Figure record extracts
* BEGIN *
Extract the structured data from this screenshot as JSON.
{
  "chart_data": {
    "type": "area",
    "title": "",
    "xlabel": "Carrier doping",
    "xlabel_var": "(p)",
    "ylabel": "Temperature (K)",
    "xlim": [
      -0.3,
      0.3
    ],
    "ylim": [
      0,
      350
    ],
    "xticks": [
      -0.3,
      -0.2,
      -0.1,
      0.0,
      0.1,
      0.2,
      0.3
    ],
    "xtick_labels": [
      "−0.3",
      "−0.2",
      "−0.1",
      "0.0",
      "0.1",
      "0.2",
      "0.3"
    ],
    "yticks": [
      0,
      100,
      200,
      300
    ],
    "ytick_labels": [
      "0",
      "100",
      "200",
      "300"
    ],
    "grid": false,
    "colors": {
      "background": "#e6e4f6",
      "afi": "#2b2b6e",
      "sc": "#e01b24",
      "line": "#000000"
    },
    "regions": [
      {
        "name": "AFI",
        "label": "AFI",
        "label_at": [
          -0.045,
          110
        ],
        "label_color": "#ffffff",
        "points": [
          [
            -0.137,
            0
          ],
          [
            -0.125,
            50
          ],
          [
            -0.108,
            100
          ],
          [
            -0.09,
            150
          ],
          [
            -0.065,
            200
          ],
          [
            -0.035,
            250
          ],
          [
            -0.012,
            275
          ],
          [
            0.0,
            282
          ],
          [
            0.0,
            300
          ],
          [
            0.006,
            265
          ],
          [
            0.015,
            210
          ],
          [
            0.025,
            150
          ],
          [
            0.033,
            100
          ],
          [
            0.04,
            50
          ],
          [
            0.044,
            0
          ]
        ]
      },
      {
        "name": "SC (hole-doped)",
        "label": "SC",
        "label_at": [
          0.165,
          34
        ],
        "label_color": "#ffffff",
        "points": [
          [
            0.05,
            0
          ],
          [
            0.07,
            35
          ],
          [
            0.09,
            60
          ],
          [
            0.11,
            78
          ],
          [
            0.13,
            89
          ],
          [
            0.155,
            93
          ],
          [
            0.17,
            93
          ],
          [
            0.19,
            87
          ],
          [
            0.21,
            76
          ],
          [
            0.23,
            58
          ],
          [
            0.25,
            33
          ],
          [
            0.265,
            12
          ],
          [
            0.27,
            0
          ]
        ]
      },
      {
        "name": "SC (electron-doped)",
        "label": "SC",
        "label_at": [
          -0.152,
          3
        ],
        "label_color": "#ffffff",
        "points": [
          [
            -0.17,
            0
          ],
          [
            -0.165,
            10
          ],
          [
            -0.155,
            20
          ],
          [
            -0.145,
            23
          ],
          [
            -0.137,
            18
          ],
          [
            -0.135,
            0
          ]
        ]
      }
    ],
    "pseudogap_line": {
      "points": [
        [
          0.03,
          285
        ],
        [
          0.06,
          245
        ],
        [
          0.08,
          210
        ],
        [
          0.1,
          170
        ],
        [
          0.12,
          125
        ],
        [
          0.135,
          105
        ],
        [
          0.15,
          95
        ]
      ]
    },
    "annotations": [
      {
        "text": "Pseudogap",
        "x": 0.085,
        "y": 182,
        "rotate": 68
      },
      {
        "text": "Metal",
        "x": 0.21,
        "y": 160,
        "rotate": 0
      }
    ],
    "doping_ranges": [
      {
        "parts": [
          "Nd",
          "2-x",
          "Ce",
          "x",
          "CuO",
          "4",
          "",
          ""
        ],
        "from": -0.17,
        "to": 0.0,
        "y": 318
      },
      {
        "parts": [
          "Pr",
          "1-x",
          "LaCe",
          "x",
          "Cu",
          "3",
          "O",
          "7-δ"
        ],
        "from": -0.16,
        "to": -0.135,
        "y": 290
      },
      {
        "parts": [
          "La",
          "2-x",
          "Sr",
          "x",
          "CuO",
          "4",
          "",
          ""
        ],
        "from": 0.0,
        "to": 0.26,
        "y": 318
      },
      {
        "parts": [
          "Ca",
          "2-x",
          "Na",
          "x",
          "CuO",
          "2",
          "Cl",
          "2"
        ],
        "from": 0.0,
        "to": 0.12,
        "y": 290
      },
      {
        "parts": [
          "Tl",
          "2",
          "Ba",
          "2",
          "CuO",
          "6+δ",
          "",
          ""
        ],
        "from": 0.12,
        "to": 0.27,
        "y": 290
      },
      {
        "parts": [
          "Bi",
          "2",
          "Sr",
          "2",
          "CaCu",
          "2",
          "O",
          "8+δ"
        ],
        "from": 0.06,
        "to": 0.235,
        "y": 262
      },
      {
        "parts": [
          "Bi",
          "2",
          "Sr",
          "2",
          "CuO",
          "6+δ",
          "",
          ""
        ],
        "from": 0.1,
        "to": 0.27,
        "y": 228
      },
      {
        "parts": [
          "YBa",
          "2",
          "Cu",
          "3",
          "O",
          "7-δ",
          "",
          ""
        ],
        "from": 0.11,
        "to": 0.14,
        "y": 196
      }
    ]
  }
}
* END *
Return the entries above exactly as they appear.

Task response:
Extract the structured data from this screenshot as JSON.
{
  "chart_data": {
    "type": "area",
    "title": "",
    "xlabel": "Carrier doping",
    "xlabel_var": "(p)",
    "ylabel": "Temperature (K)",
    "xlim": [
      -0.3,
      0.3
    ],
    "ylim": [
      0,
      350
    ],
    "xticks": [
      -0.3,
      -0.2,
      -0.1,
      0.0,
      0.1,
      0.2,
      0.3
    ],
    "xtick_labels": [
      "−0.3",
      "−0.2",
      "−0.1",
      "0.0",
      "0.1",
      "0.2",
      "0.3"
    ],
    "yticks": [
      0,
      100,
      200,
      300
    ],
    "ytick_labels": [
      "0",
      "100",
      "200",
      "300"
    ],
    "grid": false,
    "colors": {
      "background": "#e6e4f6",
      "afi": "#2b2b6e",
      "sc": "#e01b24",
      "line": "#000000"
    },
    "regions": [
      {
        "name": "AFI",
        "label": "AFI",
        "label_at": [
          -0.045,
          110
        ],
        "label_color": "#ffffff",
        "points": [
          [
            -0.137,
            0
          ],
          [
            -0.125,
            50
          ],
          [
            -0.108,
            100
          ],
          [
            -0.09,
            150
          ],
          [
            -0.065,
            200
          ],
          [
            -0.035,
            250
          ],
          [
            -0.012,
            275
          ],
          [
            0.0,
            282
          ],
          [
            0.0,
            300
          ],
          [
            0.006,
            265
          ],
          [
            0.015,
            210
          ],
          [
            0.025,
            150
          ],
          [
            0.033,
            100
          ],
          [
            0.04,
            50
          ],
          [
            0.044,
            0
          ]
        ]
      },
      {
        "name": "SC (hole-doped)",
        "label": "SC",
        "label_at": [
          0.165,
          34
        ],
        "label_color": "#ffffff",
        "points": [
          [
            0.05,
            0
          ],
          [
            0.07,
            35
          ],
          [
            0.09,
            60
          ],
          [
            0.11,
            78
          ],
          [
            0.13,
            89
          ],
          [
            0.155,
            93
          ],
          [
            0.17,
            93
          ],
          [
            0.19,
            87
          ],
          [
            0.21,
            76
          ],
          [
            0.23,
            58
          ],
          [
            0.25,
            33
          ],
          [
            0.265,
            12
          ],
          [
            0.27,
            0
          ]
        ]
      },
      {
        "name": "SC (electron-doped)",
        "label": "SC",
        "label_at": [
          -0.152,
          3
        ],
        "label_color": "#ffffff",
        "points": [
          [
            -0.17,
            0
          ],
          [
            -0.165,
            10
          ],
          [
            -0.155,
            20
          ],
          [
            -0.145,
            23
          ],
          [
            -0.137,
            18
          ],
          [
            -0.135,
            0
          ]
        ]
      }
    ],
    "pseudogap_line": {
      "points": [
        [
          0.03,
          285
        ],
        [
          0.06,
          245
        ],
        [
          0.08,
          210
        ],
        [
          0.1,
          170
        ],
        [
          0.12,
          125
        ],
        [
          0.135,
          105
        ],
        [
          0.15,
          95
        ]
      ]
    },
    "annotations": [
      {
        "text": "Pseudogap",
        "x": 0.085,
        "y": 182,
        "rotate": 68
      },
      {
        "text": "Metal",
        "x": 0.21,
        "y": 160,
        "rotate": 0
      }
    ],
    "doping_ranges": [
      {
        "parts": [
          "Nd",
          "2-x",
          "Ce",
          "x",
          "CuO",
          "4",
          "",
          ""
        ],
        "from": -0.17,
        "to": 0.0,
        "y": 318
      },
      {
        "parts": [
          "Pr",
          "1-x",
          "LaCe",
          "x",
          "Cu",
          "3",
          "O",
          "7-δ"
        ],
        "from": -0.16,
        "to": -0.135,
        "y": 290
      },
      {
        "parts": [
          "La",
          "2-x",
          "Sr",
          "x",
          "CuO",
          "4",
          "",
          ""
        ],
        "from": 0.0,
        "to": 0.26,
        "y": 318
      },
      {
        "parts": [
          "Ca",
          "2-x",
          "Na",
          "x",
          "CuO",
          "2",
          "Cl",
          "2"
        ],
        "from": 0.0,
        "to": 0.12,
        "y": 290
      },
      {
        "parts": [
          "Tl",
          "2",
          "Ba",
          "2",
          "CuO",
          "6+δ",
          "",
          ""
        ],
        "from": 0.12,
        "to": 0.27,
        "y": 290
      },
      {
        "parts": [
          "Bi",
          "2",
          "Sr",
          "2",
          "CaCu",
          "2",
          "O",
          "8+δ"
        ],
        "from": 0.06,
        "to": 0.235,
        "y": 262
      },
      {
        "parts": [
          "Bi",
          "2",
          "Sr",
          "2",
          "CuO",
          "6+δ",
          "",
          ""
        ],
        "from": 0.1,
        "to": 0.27,
        "y": 228
      },
      {
        "parts": [
          "YBa",
          "2",
          "Cu",
          "3",
          "O",
          "7-δ",
          "",
          ""
        ],
        "from": 0.11,
        "to": 0.14,
        "y": 196
      }
    ]
  }
}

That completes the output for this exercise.